* Requirements *
Starting with the line that contains "Decode this image", reproduce each line through the end of the entries exactly as written.

* Records supplied *
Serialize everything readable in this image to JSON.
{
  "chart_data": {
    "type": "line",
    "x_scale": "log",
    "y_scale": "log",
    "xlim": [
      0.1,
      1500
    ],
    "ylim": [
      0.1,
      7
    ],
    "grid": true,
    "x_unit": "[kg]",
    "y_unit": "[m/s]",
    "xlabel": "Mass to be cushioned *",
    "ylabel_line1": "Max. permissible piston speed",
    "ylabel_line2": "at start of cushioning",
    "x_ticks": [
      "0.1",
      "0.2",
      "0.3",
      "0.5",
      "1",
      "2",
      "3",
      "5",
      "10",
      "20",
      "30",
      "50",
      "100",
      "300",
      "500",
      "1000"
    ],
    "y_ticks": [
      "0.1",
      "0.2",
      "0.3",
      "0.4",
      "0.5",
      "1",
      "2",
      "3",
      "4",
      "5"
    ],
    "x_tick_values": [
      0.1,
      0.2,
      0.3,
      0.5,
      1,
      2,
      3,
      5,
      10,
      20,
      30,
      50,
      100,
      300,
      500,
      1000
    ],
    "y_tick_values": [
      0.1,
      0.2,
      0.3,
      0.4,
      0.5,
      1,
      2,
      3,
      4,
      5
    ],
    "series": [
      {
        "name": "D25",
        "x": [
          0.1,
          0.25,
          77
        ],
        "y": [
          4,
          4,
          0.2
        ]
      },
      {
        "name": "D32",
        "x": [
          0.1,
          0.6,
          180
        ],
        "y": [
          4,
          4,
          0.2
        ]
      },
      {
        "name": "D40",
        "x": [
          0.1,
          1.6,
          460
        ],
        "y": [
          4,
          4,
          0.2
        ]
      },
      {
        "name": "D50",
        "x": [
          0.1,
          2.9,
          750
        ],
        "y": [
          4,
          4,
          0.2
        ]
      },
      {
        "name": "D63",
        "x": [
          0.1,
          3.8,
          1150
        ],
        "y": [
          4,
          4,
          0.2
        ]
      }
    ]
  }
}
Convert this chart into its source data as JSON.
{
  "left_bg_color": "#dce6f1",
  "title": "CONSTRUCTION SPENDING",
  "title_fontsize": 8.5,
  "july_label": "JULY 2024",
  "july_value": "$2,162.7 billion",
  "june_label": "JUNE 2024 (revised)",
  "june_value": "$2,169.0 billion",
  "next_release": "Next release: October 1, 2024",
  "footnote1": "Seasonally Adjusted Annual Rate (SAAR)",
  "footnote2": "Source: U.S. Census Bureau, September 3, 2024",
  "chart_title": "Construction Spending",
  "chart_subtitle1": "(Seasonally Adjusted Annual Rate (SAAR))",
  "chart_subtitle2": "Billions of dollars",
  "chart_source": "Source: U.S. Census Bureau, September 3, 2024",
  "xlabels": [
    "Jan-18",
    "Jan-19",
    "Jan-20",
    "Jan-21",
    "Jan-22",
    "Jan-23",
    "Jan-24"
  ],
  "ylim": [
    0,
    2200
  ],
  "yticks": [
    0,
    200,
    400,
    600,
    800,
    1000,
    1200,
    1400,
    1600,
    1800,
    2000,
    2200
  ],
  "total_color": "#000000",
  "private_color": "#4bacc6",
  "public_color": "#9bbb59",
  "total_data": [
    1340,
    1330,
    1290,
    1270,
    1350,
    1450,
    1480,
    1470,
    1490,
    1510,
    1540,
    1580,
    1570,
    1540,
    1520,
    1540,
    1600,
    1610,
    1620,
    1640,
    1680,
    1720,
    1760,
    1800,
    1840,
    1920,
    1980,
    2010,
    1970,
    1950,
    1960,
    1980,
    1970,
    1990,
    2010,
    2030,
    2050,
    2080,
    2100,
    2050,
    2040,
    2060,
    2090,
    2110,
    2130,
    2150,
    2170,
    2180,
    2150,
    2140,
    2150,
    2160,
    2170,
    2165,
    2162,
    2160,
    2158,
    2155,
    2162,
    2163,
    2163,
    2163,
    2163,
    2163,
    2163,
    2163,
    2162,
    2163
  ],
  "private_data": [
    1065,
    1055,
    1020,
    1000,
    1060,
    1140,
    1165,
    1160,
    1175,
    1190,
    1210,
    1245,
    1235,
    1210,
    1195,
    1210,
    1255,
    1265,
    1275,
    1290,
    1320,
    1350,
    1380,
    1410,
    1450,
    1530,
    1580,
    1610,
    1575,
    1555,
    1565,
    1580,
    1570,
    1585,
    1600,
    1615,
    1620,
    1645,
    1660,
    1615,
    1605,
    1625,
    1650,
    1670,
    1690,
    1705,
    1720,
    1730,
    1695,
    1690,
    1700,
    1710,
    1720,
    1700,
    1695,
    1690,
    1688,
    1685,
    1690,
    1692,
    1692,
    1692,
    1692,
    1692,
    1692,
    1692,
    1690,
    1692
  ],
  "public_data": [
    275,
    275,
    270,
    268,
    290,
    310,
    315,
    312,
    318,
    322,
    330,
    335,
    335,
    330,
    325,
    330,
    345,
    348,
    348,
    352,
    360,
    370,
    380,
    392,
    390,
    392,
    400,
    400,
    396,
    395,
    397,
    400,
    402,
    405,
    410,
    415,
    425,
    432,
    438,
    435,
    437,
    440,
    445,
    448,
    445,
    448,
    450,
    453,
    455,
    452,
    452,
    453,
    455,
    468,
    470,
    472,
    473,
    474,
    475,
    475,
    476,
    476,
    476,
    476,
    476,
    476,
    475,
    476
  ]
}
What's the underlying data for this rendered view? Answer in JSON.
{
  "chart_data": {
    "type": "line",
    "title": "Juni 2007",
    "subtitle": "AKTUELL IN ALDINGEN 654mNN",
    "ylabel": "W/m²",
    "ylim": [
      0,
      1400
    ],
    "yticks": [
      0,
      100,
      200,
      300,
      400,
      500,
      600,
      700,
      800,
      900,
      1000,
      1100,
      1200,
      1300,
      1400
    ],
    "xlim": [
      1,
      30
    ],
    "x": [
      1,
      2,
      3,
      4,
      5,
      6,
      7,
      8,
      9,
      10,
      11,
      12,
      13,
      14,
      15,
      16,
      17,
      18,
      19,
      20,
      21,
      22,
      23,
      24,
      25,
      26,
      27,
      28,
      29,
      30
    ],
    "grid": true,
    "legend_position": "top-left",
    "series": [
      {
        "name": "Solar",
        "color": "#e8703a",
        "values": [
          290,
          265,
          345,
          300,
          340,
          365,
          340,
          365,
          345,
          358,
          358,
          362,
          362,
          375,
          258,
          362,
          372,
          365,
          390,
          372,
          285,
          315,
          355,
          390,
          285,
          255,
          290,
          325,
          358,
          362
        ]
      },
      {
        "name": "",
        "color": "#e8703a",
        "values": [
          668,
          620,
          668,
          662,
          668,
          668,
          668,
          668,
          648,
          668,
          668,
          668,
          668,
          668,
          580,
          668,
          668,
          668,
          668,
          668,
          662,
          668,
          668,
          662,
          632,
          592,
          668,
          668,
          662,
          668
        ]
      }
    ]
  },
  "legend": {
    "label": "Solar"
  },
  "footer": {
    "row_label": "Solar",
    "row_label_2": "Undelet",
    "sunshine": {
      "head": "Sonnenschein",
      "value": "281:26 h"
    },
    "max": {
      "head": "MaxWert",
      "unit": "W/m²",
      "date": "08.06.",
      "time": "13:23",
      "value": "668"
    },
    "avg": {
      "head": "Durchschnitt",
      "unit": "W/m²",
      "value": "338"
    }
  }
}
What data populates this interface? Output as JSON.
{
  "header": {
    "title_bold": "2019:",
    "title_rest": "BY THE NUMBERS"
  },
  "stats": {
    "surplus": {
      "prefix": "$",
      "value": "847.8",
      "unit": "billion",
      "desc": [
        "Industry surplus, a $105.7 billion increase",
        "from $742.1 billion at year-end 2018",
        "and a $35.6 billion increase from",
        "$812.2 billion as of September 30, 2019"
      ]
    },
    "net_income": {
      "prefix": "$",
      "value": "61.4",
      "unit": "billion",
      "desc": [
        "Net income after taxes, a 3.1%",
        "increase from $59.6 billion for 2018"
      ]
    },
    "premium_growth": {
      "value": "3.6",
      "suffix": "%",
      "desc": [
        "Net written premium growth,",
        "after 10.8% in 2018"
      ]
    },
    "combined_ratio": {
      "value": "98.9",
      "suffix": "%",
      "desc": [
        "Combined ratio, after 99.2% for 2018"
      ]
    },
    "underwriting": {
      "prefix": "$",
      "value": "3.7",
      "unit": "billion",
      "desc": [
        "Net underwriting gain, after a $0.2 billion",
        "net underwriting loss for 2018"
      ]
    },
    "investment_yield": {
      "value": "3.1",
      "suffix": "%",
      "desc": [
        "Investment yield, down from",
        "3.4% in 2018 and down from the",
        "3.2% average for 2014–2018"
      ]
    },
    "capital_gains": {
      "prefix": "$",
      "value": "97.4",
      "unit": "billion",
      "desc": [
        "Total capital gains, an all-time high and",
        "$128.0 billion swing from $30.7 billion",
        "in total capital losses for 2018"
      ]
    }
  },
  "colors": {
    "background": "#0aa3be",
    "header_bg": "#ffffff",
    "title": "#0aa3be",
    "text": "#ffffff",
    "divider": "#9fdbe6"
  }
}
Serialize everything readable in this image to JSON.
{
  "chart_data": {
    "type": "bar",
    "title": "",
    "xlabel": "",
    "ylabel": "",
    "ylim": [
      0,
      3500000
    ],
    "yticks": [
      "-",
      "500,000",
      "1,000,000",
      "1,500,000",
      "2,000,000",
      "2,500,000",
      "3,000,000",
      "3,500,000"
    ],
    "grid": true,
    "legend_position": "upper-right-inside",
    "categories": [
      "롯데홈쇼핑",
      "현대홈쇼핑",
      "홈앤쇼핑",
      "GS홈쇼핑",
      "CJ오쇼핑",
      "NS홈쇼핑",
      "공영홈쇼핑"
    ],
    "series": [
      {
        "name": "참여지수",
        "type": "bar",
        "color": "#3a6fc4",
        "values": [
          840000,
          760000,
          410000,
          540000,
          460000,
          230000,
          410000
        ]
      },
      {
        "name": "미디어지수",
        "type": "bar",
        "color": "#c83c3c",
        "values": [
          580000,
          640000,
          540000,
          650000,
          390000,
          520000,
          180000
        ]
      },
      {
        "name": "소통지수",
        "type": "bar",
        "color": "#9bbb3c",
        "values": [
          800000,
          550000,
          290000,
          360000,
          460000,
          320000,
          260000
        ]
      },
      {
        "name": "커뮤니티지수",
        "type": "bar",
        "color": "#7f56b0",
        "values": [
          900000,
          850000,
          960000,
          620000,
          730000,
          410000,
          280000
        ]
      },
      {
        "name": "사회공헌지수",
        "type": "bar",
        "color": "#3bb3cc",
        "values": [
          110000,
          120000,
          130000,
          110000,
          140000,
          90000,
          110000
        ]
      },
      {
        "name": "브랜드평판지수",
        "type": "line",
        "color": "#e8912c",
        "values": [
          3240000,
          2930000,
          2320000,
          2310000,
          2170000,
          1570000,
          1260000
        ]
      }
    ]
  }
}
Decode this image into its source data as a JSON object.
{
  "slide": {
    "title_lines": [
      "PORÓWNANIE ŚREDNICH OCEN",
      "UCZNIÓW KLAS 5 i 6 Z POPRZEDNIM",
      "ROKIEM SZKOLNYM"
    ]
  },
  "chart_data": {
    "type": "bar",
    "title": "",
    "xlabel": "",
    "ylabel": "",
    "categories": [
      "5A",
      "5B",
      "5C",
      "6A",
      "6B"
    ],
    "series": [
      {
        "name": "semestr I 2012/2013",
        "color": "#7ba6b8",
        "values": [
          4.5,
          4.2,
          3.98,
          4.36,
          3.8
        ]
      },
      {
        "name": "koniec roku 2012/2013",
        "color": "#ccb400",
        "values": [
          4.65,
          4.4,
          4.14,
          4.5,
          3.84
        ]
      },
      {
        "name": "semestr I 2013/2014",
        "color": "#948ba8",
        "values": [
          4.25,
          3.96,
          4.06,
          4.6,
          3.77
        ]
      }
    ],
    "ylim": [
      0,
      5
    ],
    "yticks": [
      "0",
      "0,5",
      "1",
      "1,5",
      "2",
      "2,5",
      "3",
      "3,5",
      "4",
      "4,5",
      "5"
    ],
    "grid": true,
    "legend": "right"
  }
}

* Written response *
Decode this image into its source data as a JSON object.
{
  "slide": {
    "title_lines": [
      "PORÓWNANIE ŚREDNICH OCEN",
      "UCZNIÓW KLAS 5 i 6 Z POPRZEDNIM",
      "ROKIEM SZKOLNYM"
    ]
  },
  "chart_data": {
    "type": "bar",
    "title": "",
    "xlabel": "",
    "ylabel": "",
    "categories": [
      "5A",
      "5B",
      "5C",
      "6A",
      "6B"
    ],
    "series": [
      {
        "name": "semestr I 2012/2013",
        "color": "#7ba6b8",
        "values": [
          4.5,
          4.2,
          3.98,
          4.36,
          3.8
        ]
      },
      {
        "name": "koniec roku 2012/2013",
        "color": "#ccb400",
        "values": [
          4.65,
          4.4,
          4.14,
          4.5,
          3.84
        ]
      },
      {
        "name": "semestr I 2013/2014",
        "color": "#948ba8",
        "values": [
          4.25,
          3.96,
          4.06,
          4.6,
          3.77
        ]
      }
    ],
    "ylim": [
      0,
      5
    ],
    "yticks": [
      "0",
      "0,5",
      "1",
      "1,5",
      "2",
      "2,5",
      "3",
      "3,5",
      "4",
      "4,5",
      "5"
    ],
    "grid": true,
    "legend": "right"
  }
}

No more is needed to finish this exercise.